Source records:
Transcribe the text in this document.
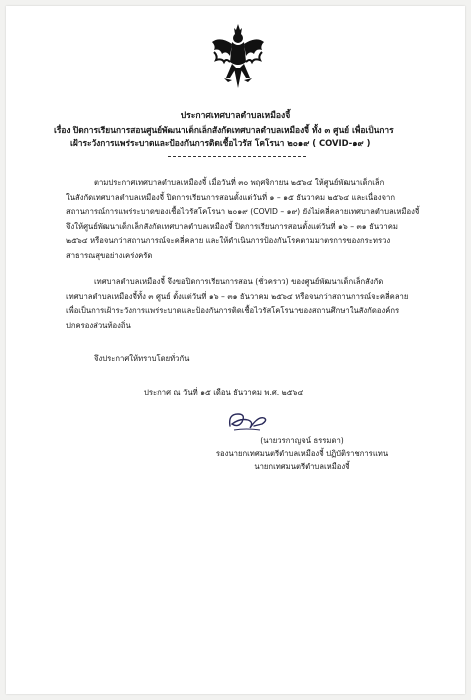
ประกาศเทศบาลตำบลเหมืองจี้
เรื่อง ปิดการเรียนการสอนศูนย์พัฒนาเด็กเล็กสังกัดเทศบาลตำบลเหมืองจี้ ทั้ง ๓ ศูนย์ เพื่อเป็นการ
เฝ้าระวังการแพร่ระบาดและป้องกันการติดเชื้อไวรัส โคโรนา ๒๐๑๙ ( COVID-๑๙ )
ตามประกาศเทศบาลตำบลเหมืองจี้ เมื่อวันที่ ๓๐ พฤศจิกายน ๒๕๖๔ ให้ศูนย์พัฒนาเด็กเล็ก
ในสังกัดเทศบาลตำบลเหมืองจี้ ปิดการเรียนการสอนตั้งแต่วันที่ ๑ – ๑๕ ธันวาคม ๒๕๖๔ และเนื่องจาก
สถานการณ์การแพร่ระบาดของเชื้อไวรัสโคโรนา ๒๐๑๙ (COVID – ๑๙) ยังไม่คลี่คลายเทศบาลตำบลเหมืองจี้
จึงให้ศูนย์พัฒนาเด็กเล็กสังกัดเทศบาลตำบลเหมืองจี้ ปิดการเรียนการสอนตั้งแต่วันที่ ๑๖ – ๓๑ ธันวาคม
๒๕๖๔ หรือจนกว่าสถานการณ์จะคลี่คลาย และให้ดำเนินการป้องกันโรคตามมาตรการของกระทรวง
สาธารณสุขอย่างเคร่งครัด
เทศบาลตำบลเหมืองจี้ จึงขอปิดการเรียนการสอน (ชั่วคราว) ของศูนย์พัฒนาเด็กเล็กสังกัด
เทศบาลตำบลเหมืองจี้ทั้ง ๓ ศูนย์ ตั้งแต่วันที่ ๑๖ – ๓๑ ธันวาคม ๒๕๖๔ หรือจนกว่าสถานการณ์จะคลี่คลาย
เพื่อเป็นการเฝ้าระวังการแพร่ระบาดและป้องกันการติดเชื้อไวรัสโคโรนาของสถานศึกษาในสังกัดองค์กร
ปกครองส่วนท้องถิ่น
จึงประกาศให้ทราบโดยทั่วกัน
ประกาศ ณ วันที่ ๑๕ เดือน ธันวาคม พ.ศ. ๒๕๖๔
(นายวรกาญจน์ ธรรมดา)
รองนายกเทศมนตรีตำบลเหมืองจี้ ปฏิบัติราชการแทน
นายกเทศมนตรีตำบลเหมืองจี้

AIM » Repeat the material exactly as it reads, without any of its pictures.

RESULT »
Transcribe the text in this document.
ประกาศเทศบาลตำบลเหมืองจี้
เรื่อง ปิดการเรียนการสอนศูนย์พัฒนาเด็กเล็กสังกัดเทศบาลตำบลเหมืองจี้ ทั้ง ๓ ศูนย์ เพื่อเป็นการ
เฝ้าระวังการแพร่ระบาดและป้องกันการติดเชื้อไวรัส โคโรนา ๒๐๑๙ ( COVID-๑๙ )
ตามประกาศเทศบาลตำบลเหมืองจี้ เมื่อวันที่ ๓๐ พฤศจิกายน ๒๕๖๔ ให้ศูนย์พัฒนาเด็กเล็ก
ในสังกัดเทศบาลตำบลเหมืองจี้ ปิดการเรียนการสอนตั้งแต่วันที่ ๑ – ๑๕ ธันวาคม ๒๕๖๔ และเนื่องจาก
สถานการณ์การแพร่ระบาดของเชื้อไวรัสโคโรนา ๒๐๑๙ (COVID – ๑๙) ยังไม่คลี่คลายเทศบาลตำบลเหมืองจี้
จึงให้ศูนย์พัฒนาเด็กเล็กสังกัดเทศบาลตำบลเหมืองจี้ ปิดการเรียนการสอนตั้งแต่วันที่ ๑๖ – ๓๑ ธันวาคม
๒๕๖๔ หรือจนกว่าสถานการณ์จะคลี่คลาย และให้ดำเนินการป้องกันโรคตามมาตรการของกระทรวง
สาธารณสุขอย่างเคร่งครัด
เทศบาลตำบลเหมืองจี้ จึงขอปิดการเรียนการสอน (ชั่วคราว) ของศูนย์พัฒนาเด็กเล็กสังกัด
เทศบาลตำบลเหมืองจี้ทั้ง ๓ ศูนย์ ตั้งแต่วันที่ ๑๖ – ๓๑ ธันวาคม ๒๕๖๔ หรือจนกว่าสถานการณ์จะคลี่คลาย
เพื่อเป็นการเฝ้าระวังการแพร่ระบาดและป้องกันการติดเชื้อไวรัสโคโรนาของสถานศึกษาในสังกัดองค์กร
ปกครองส่วนท้องถิ่น
จึงประกาศให้ทราบโดยทั่วกัน
ประกาศ ณ วันที่ ๑๕ เดือน ธันวาคม พ.ศ. ๒๕๖๔
(นายวรกาญจน์ ธรรมดา)
รองนายกเทศมนตรีตำบลเหมืองจี้ ปฏิบัติราชการแทน
นายกเทศมนตรีตำบลเหมืองจี้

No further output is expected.